## DO THIS
Write the data out again, character for character, with no images.

## DATASET ENTRIES

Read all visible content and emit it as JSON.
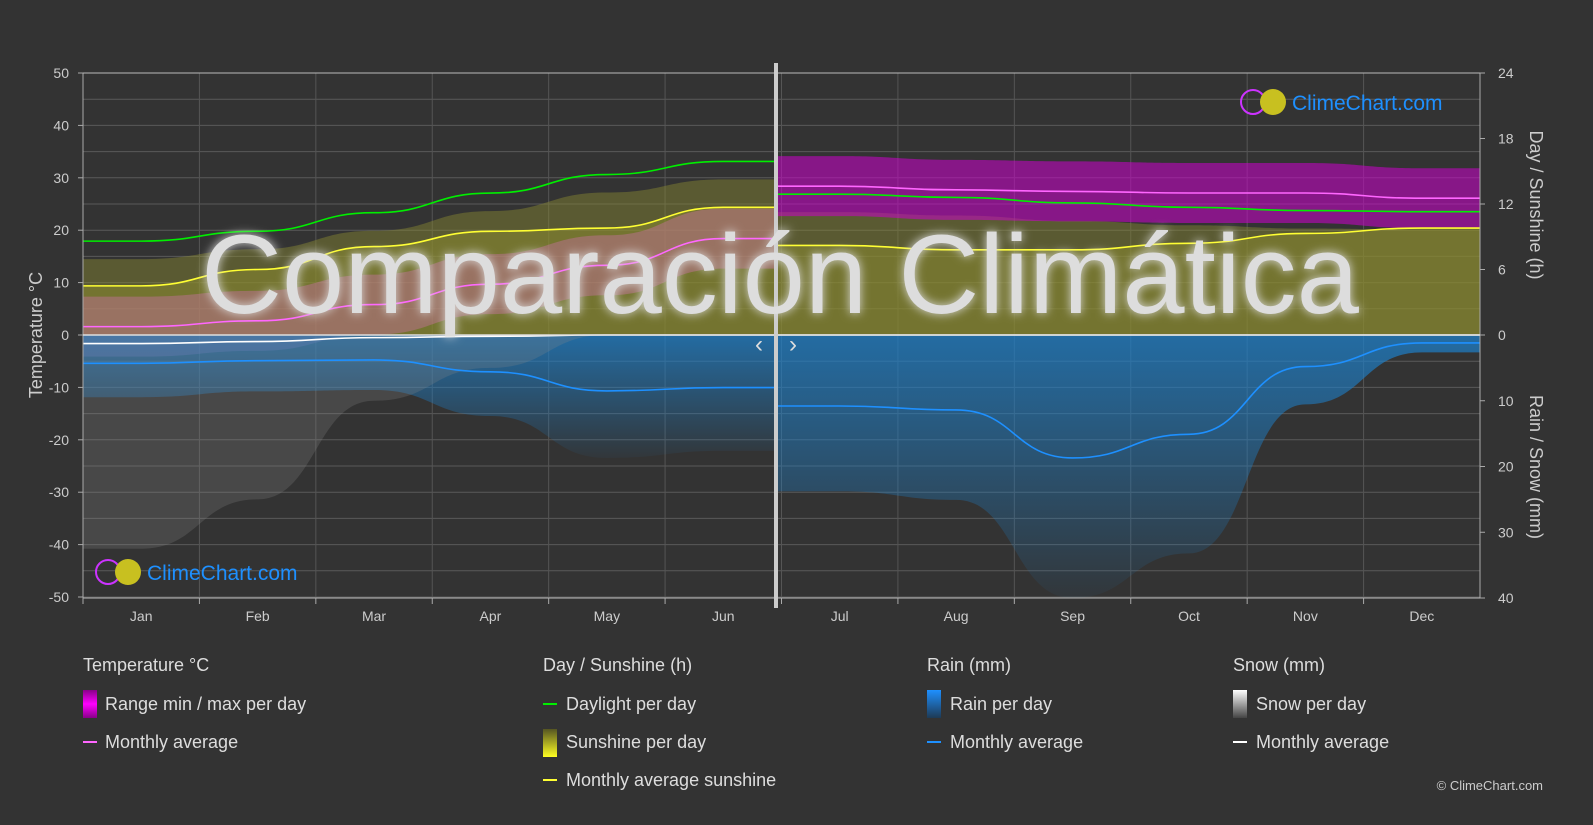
{
  "chart_data": {
    "type": "line",
    "title": "Comparación Climática",
    "categories": [
      "Jan",
      "Feb",
      "Mar",
      "Apr",
      "May",
      "Jun",
      "Jul",
      "Aug",
      "Sep",
      "Oct",
      "Nov",
      "Dec"
    ],
    "comparison_split": "Jan–Jun: left location · Jul–Dec: right location",
    "left_axis": {
      "label": "Temperature °C",
      "range": [
        -50,
        50
      ],
      "ticks": [
        50,
        40,
        30,
        20,
        10,
        0,
        -10,
        -20,
        -30,
        -40,
        -50
      ]
    },
    "right_axis_top": {
      "label": "Day / Sunshine (h)",
      "range": [
        0,
        24
      ],
      "ticks": [
        24,
        18,
        12,
        6,
        0
      ]
    },
    "right_axis_bottom": {
      "label": "Rain / Snow (mm)",
      "range": [
        0,
        40
      ],
      "ticks": [
        0,
        10,
        20,
        30,
        40
      ]
    },
    "grid": true,
    "series": [
      {
        "name": "Monthly average",
        "group": "Temperature °C",
        "axis": "temperature",
        "color": "#ff66ff",
        "values": [
          1.6,
          2.7,
          5.8,
          9.7,
          13.3,
          18.4,
          28.4,
          27.7,
          27.4,
          27.1,
          27.1,
          26.1
        ]
      },
      {
        "name": "Daylight per day",
        "group": "Day / Sunshine (h)",
        "axis": "hours",
        "color": "#00ee00",
        "values": [
          8.6,
          9.5,
          11.2,
          13.0,
          14.7,
          15.9,
          12.9,
          12.6,
          12.1,
          11.7,
          11.4,
          11.3
        ]
      },
      {
        "name": "Monthly average sunshine",
        "group": "Day / Sunshine (h)",
        "axis": "hours",
        "color": "#ffff33",
        "values": [
          4.5,
          6.0,
          8.1,
          9.5,
          9.8,
          11.7,
          8.2,
          7.8,
          7.8,
          8.4,
          9.3,
          9.8
        ]
      },
      {
        "name": "Monthly average",
        "group": "Rain (mm)",
        "axis": "rain",
        "color": "#1e90ff",
        "values": [
          4.3,
          3.9,
          3.8,
          5.6,
          8.5,
          8.0,
          10.8,
          11.4,
          18.7,
          15.1,
          4.8,
          1.2
        ]
      },
      {
        "name": "Monthly average",
        "group": "Snow (mm)",
        "axis": "rain",
        "color": "#ffffff",
        "values": [
          1.3,
          1.0,
          0.4,
          0.2,
          0.0,
          0.0,
          0,
          0,
          0,
          0,
          0,
          0
        ]
      }
    ]
  },
  "legend": {
    "temperature": {
      "title": "Temperature °C",
      "items": [
        "Range min / max per day",
        "Monthly average"
      ]
    },
    "sunshine": {
      "title": "Day / Sunshine (h)",
      "items": [
        "Daylight per day",
        "Sunshine per day",
        "Monthly average sunshine"
      ]
    },
    "rain": {
      "title": "Rain (mm)",
      "items": [
        "Rain per day",
        "Monthly average"
      ]
    },
    "snow": {
      "title": "Snow (mm)",
      "items": [
        "Snow per day",
        "Monthly average"
      ]
    }
  },
  "slider": {
    "left_arrow": "‹",
    "right_arrow": "›"
  },
  "brand": {
    "logo_text": "ClimeChart.com",
    "copyright": "© ClimeChart.com"
  },
  "colors": {
    "background": "#333333",
    "range": "#ee00ee",
    "sunshine": "#c8c832",
    "rain": "#1e7fc8",
    "snow": "#aaaaaa"
  }
}
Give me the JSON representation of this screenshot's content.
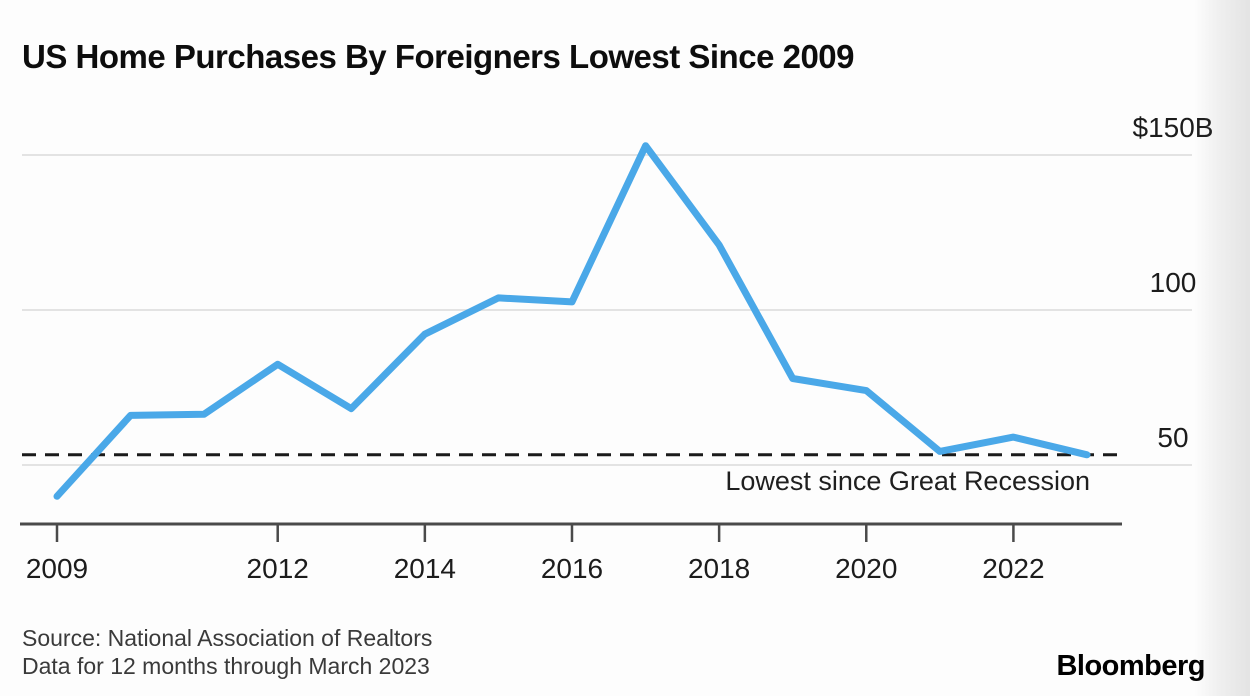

## TASK OUTPUT
Read all visible content and emit it as JSON.
{
  "chart_data": {
    "type": "line",
    "title": "Comparación Climática",
    "categories": [
      "Jan",
      "Feb",
      "Mar",
      "Apr",
      "May",
      "Jun",
      "Jul",
      "Aug",
      "Sep",
      "Oct",
      "Nov",
      "Dec"
    ],
    "comparison_split": "Jan–Jun: left location · Jul–Dec: right location",
    "left_axis": {
      "label": "Temperature °C",
      "range": [
        -50,
        50
      ],
      "ticks": [
        50,
        40,
        30,
        20,
        10,
        0,
        -10,
        -20,
        -30,
        -40,
        -50
      ]
    },
    "right_axis_top": {
      "label": "Day / Sunshine (h)",
      "range": [
        0,
        24
      ],
      "ticks": [
        24,
        18,
        12,
        6,
        0
      ]
    },
    "right_axis_bottom": {
      "label": "Rain / Snow (mm)",
      "range": [
        0,
        40
      ],
      "ticks": [
        0,
        10,
        20,
        30,
        40
      ]
    },
    "grid": true,
    "series": [
      {
        "name": "Monthly average",
        "group": "Temperature °C",
        "axis": "temperature",
        "color": "#ff66ff",
        "values": [
          1.6,
          2.7,
          5.8,
          9.7,
          13.3,
          18.4,
          28.4,
          27.7,
          27.4,
          27.1,
          27.1,
          26.1
        ]
      },
      {
        "name": "Daylight per day",
        "group": "Day / Sunshine (h)",
        "axis": "hours",
        "color": "#00ee00",
        "values": [
          8.6,
          9.5,
          11.2,
          13.0,
          14.7,
          15.9,
          12.9,
          12.6,
          12.1,
          11.7,
          11.4,
          11.3
        ]
      },
      {
        "name": "Monthly average sunshine",
        "group": "Day / Sunshine (h)",
        "axis": "hours",
        "color": "#ffff33",
        "values": [
          4.5,
          6.0,
          8.1,
          9.5,
          9.8,
          11.7,
          8.2,
          7.8,
          7.8,
          8.4,
          9.3,
          9.8
        ]
      },
      {
        "name": "Monthly average",
        "group": "Rain (mm)",
        "axis": "rain",
        "color": "#1e90ff",
        "values": [
          4.3,
          3.9,
          3.8,
          5.6,
          8.5,
          8.0,
          10.8,
          11.4,
          18.7,
          15.1,
          4.8,
          1.2
        ]
      },
      {
        "name": "Monthly average",
        "group": "Snow (mm)",
        "axis": "rain",
        "color": "#ffffff",
        "values": [
          1.3,
          1.0,
          0.4,
          0.2,
          0.0,
          0.0,
          0,
          0,
          0,
          0,
          0,
          0
        ]
      }
    ]
  },
  "legend": {
    "temperature": {
      "title": "Temperature °C",
      "items": [
        "Range min / max per day",
        "Monthly average"
      ]
    },
    "sunshine": {
      "title": "Day / Sunshine (h)",
      "items": [
        "Daylight per day",
        "Sunshine per day",
        "Monthly average sunshine"
      ]
    },
    "rain": {
      "title": "Rain (mm)",
      "items": [
        "Rain per day",
        "Monthly average"
      ]
    },
    "snow": {
      "title": "Snow (mm)",
      "items": [
        "Snow per day",
        "Monthly average"
      ]
    }
  },
  "slider": {
    "left_arrow": "‹",
    "right_arrow": "›"
  },
  "brand": {
    "logo_text": "ClimeChart.com",
    "copyright": "© ClimeChart.com"
  },
  "colors": {
    "background": "#333333",
    "range": "#ee00ee",
    "sunshine": "#c8c832",
    "rain": "#1e7fc8",
    "snow": "#aaaaaa"
  }
}
Give me the JSON representation of this screenshot's content.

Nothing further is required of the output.